Task directions
Report every line from the material that contains the word "value".

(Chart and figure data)

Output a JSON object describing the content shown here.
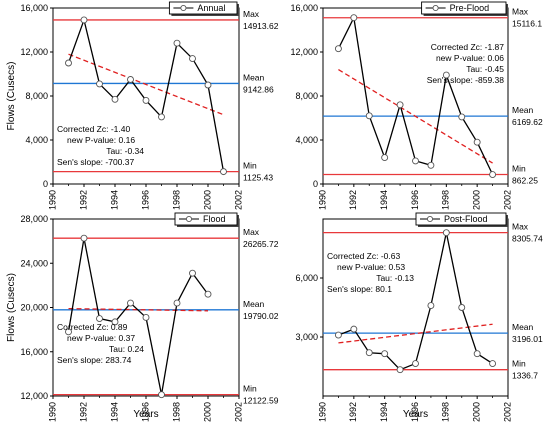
{
  "chart_data": [
    {
      "type": "line",
      "legend": "Annual",
      "x": [
        1991,
        1992,
        1993,
        1994,
        1995,
        1996,
        1997,
        1998,
        1999,
        2000,
        2001
      ],
      "y": [
        11000,
        14913.62,
        9100,
        7700,
        9500,
        7600,
        6100,
        12800,
        11400,
        9000,
        1125.43
      ],
      "xlim": [
        1990,
        2002
      ],
      "xticks": [
        1990,
        1992,
        1994,
        1996,
        1998,
        2000,
        2002
      ],
      "ylim": [
        0,
        16000
      ],
      "yticks": [
        0,
        4000,
        8000,
        12000,
        16000
      ],
      "ytick_labels": [
        "0",
        "4,000",
        "8,000",
        "12,000",
        "16,000"
      ],
      "ylabel": "Flows (Cusecs)",
      "xlabel": "",
      "max": 14913.62,
      "mean": 9142.86,
      "min": 1125.43,
      "max_text": "14913.62",
      "mean_text": "9142.86",
      "min_text": "1125.43",
      "trend": [
        11800,
        6300
      ],
      "stats": [
        "Corrected Zc: -1.40",
        "new P-value: 0.16",
        "Tau: -0.34",
        "Sen's slope: -700.37"
      ],
      "stats_anchor": "lower-left"
    },
    {
      "type": "line",
      "legend": "Pre-Flood",
      "x": [
        1991,
        1992,
        1993,
        1994,
        1995,
        1996,
        1997,
        1998,
        1999,
        2000,
        2001
      ],
      "y": [
        12300,
        15116.1,
        6200,
        2400,
        7200,
        2100,
        1700,
        9900,
        6100,
        3800,
        862.25
      ],
      "xlim": [
        1990,
        2002
      ],
      "xticks": [
        1990,
        1992,
        1994,
        1996,
        1998,
        2000,
        2002
      ],
      "ylim": [
        0,
        16000
      ],
      "yticks": [
        0,
        4000,
        8000,
        12000,
        16000
      ],
      "ytick_labels": [
        "0",
        "4,000",
        "8,000",
        "12,000",
        "16,000"
      ],
      "ylabel": "",
      "xlabel": "",
      "max": 15116.1,
      "mean": 6169.62,
      "min": 862.25,
      "max_text": "15116.1",
      "mean_text": "6169.62",
      "min_text": "862.25",
      "trend": [
        10400,
        1900
      ],
      "stats": [
        "Corrected Zc: -1.87",
        "new P-value: 0.06",
        "Tau: -0.45",
        "Sen's slope: -859.38"
      ],
      "stats_anchor": "upper-right"
    },
    {
      "type": "line",
      "legend": "Flood",
      "x": [
        1991,
        1992,
        1993,
        1994,
        1995,
        1996,
        1997,
        1998,
        1999,
        2000
      ],
      "y": [
        17800,
        26265.72,
        19000,
        18700,
        20400,
        19100,
        12122.59,
        20400,
        23100,
        21200
      ],
      "xlim": [
        1990,
        2002
      ],
      "xticks": [
        1990,
        1992,
        1994,
        1996,
        1998,
        2000,
        2002
      ],
      "ylim": [
        12000,
        28000
      ],
      "yticks": [
        12000,
        16000,
        20000,
        24000,
        28000
      ],
      "ytick_labels": [
        "12,000",
        "16,000",
        "20,000",
        "24,000",
        "28,000"
      ],
      "ylabel": "Flows (Cusecs)",
      "xlabel": "Years",
      "max": 26265.72,
      "mean": 19790.02,
      "min": 12122.59,
      "max_text": "26265.72",
      "mean_text": "19790.02",
      "min_text": "12122.59",
      "trend": [
        19900,
        19700
      ],
      "stats": [
        "Corrected Zc: 0.89",
        "new P-value: 0.37",
        "Tau: 0.24",
        "Sen's slope: 283.74"
      ],
      "stats_anchor": "lower-left"
    },
    {
      "type": "line",
      "legend": "Post-Flood",
      "x": [
        1991,
        1992,
        1993,
        1994,
        1995,
        1996,
        1997,
        1998,
        1999,
        2000,
        2001
      ],
      "y": [
        3100,
        3400,
        2200,
        2150,
        1336.7,
        1650,
        4600,
        8305.74,
        4500,
        2150,
        1650
      ],
      "xlim": [
        1990,
        2002
      ],
      "xticks": [
        1990,
        1992,
        1994,
        1996,
        1998,
        2000,
        2002
      ],
      "ylim": [
        0,
        9000
      ],
      "yticks": [
        3000,
        6000
      ],
      "ytick_labels": [
        "3,000",
        "6,000"
      ],
      "ylabel": "",
      "xlabel": "Years",
      "max": 8305.74,
      "mean": 3196.01,
      "min": 1336.7,
      "max_text": "8305.74",
      "mean_text": "3196.01",
      "min_text": "1336.7",
      "trend": [
        2700,
        3650
      ],
      "stats": [
        "Corrected Zc: -0.63",
        "new P-value: 0.53",
        "Tau: -0.13",
        "Sen's slope: 80.1"
      ],
      "stats_anchor": "upper-left"
    }
  ],
  "ref_labels": {
    "max": "Max",
    "mean": "Mean",
    "min": "Min"
  },
  "colors": {
    "series": "#000000",
    "max_min": "#e8383b",
    "mean": "#1f77d4",
    "trend": "#e02020",
    "marker_fill": "#ffffff"
  }
}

The solution
        "new P-value: 0.16",
        "new P-value: 0.06",
        "new P-value: 0.37",
        "new P-value: 0.53",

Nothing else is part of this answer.